Data records:
>>>
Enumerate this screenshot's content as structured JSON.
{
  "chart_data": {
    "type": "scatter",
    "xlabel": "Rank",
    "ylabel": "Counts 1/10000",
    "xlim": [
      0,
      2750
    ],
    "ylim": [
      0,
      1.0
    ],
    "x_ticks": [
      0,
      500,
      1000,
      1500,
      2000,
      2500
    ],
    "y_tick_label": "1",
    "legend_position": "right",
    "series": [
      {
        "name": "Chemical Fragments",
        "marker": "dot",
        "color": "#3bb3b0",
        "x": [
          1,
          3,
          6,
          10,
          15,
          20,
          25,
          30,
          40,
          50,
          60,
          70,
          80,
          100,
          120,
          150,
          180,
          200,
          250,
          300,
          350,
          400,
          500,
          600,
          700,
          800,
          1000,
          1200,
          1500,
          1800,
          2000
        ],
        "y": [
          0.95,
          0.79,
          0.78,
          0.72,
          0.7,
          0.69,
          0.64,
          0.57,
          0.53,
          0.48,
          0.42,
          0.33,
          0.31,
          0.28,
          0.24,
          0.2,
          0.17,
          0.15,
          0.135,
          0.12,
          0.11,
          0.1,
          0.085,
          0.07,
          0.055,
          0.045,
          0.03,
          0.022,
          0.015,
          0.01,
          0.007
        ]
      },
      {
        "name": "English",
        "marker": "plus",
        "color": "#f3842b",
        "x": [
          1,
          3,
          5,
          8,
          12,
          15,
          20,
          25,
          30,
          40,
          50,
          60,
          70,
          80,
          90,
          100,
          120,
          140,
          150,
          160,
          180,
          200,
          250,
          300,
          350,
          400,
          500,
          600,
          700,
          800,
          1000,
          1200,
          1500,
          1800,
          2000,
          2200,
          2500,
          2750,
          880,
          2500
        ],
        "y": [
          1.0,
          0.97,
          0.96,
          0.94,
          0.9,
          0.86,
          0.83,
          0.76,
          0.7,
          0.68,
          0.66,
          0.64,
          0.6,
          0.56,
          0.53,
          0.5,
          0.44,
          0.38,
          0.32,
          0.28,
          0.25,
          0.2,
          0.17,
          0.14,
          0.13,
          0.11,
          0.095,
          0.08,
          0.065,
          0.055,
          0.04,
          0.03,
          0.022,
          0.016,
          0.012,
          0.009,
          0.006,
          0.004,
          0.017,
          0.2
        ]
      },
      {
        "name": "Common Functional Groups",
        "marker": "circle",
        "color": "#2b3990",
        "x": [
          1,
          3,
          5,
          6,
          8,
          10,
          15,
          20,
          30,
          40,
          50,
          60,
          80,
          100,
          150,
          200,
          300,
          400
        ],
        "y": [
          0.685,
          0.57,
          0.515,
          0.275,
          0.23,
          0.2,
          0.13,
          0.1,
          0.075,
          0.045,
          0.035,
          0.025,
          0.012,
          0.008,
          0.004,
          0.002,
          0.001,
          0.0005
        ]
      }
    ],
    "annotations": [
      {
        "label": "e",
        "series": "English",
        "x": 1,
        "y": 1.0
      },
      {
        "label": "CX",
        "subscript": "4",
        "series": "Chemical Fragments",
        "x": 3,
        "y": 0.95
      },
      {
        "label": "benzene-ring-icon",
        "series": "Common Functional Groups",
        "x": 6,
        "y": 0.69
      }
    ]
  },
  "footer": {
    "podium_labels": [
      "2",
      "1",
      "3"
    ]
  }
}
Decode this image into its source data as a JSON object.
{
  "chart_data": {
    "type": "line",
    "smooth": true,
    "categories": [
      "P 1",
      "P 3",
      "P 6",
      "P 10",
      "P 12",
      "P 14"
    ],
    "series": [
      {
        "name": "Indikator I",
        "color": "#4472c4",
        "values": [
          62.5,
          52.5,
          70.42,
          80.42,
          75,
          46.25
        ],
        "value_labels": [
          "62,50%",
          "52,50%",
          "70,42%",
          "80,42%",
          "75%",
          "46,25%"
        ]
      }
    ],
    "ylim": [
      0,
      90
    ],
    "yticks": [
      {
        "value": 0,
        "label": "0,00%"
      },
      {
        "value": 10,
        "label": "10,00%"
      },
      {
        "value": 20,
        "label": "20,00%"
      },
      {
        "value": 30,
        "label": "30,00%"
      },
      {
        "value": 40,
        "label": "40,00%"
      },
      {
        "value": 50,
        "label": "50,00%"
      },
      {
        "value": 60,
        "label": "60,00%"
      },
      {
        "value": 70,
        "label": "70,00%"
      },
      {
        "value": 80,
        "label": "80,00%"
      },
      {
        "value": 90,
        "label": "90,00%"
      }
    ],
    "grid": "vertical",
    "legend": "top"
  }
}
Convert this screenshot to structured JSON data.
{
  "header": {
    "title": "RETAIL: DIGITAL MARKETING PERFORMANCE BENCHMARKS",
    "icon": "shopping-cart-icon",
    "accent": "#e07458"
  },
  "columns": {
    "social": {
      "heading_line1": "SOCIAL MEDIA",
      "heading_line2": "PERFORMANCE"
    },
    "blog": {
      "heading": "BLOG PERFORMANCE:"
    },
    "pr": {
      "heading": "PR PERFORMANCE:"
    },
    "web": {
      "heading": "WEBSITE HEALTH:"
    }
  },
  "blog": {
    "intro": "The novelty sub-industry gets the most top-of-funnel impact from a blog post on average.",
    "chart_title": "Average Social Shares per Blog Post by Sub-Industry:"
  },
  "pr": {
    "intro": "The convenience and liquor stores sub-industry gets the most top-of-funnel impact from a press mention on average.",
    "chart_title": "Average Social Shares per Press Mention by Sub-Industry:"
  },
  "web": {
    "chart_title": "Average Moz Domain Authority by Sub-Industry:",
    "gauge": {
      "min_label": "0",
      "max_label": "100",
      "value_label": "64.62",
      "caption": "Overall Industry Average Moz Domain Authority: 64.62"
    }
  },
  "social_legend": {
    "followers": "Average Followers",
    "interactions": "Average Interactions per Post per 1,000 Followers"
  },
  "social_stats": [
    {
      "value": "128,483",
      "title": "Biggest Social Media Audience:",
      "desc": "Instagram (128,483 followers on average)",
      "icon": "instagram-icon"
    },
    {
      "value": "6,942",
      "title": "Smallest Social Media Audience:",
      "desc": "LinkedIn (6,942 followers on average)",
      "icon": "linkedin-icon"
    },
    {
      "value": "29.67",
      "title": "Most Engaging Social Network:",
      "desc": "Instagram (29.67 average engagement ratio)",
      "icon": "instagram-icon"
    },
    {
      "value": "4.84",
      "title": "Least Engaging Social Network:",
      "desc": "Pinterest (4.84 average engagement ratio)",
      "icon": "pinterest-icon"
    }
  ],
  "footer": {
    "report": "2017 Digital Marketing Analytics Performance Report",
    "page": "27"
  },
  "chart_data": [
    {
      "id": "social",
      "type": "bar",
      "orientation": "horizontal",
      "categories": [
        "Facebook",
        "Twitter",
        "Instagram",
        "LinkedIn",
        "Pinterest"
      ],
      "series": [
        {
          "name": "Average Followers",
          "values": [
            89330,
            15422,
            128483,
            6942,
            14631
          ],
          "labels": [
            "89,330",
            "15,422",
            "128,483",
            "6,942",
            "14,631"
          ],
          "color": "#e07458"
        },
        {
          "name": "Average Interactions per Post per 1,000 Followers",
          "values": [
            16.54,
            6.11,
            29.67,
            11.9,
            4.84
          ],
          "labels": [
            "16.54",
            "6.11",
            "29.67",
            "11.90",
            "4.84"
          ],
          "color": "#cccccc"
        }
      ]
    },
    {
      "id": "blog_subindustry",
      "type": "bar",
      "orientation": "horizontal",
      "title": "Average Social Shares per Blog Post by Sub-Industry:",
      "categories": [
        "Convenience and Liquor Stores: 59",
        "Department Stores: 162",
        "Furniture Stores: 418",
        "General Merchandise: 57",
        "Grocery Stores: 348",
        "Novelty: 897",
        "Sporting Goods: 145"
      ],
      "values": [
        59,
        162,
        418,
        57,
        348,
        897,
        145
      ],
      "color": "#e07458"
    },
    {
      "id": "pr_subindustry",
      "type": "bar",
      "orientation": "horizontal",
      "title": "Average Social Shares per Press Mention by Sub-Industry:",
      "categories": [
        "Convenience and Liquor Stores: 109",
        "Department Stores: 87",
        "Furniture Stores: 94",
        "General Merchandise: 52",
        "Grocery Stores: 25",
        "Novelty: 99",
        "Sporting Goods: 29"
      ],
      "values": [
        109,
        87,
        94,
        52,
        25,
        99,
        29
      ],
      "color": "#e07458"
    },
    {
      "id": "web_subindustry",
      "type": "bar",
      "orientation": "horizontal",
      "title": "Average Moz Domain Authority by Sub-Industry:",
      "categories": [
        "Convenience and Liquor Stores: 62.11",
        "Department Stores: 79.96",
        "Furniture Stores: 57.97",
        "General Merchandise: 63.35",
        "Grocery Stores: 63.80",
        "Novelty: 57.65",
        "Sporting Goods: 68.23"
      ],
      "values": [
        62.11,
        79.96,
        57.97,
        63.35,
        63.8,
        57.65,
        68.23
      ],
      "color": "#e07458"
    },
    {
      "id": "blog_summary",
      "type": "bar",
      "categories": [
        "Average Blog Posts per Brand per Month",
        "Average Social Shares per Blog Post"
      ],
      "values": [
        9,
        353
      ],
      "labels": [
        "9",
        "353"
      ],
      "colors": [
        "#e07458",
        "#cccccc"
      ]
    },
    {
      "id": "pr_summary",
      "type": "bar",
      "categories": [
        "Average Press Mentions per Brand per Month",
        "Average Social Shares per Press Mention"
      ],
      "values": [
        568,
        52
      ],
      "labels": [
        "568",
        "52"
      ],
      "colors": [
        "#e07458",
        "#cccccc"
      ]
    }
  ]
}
<<<
Exercise brief:
Look through the records and gather every line containing "Network".

Solution for this exercise:
      "title": "Most Engaging Social Network:",
      "title": "Least Engaging Social Network:",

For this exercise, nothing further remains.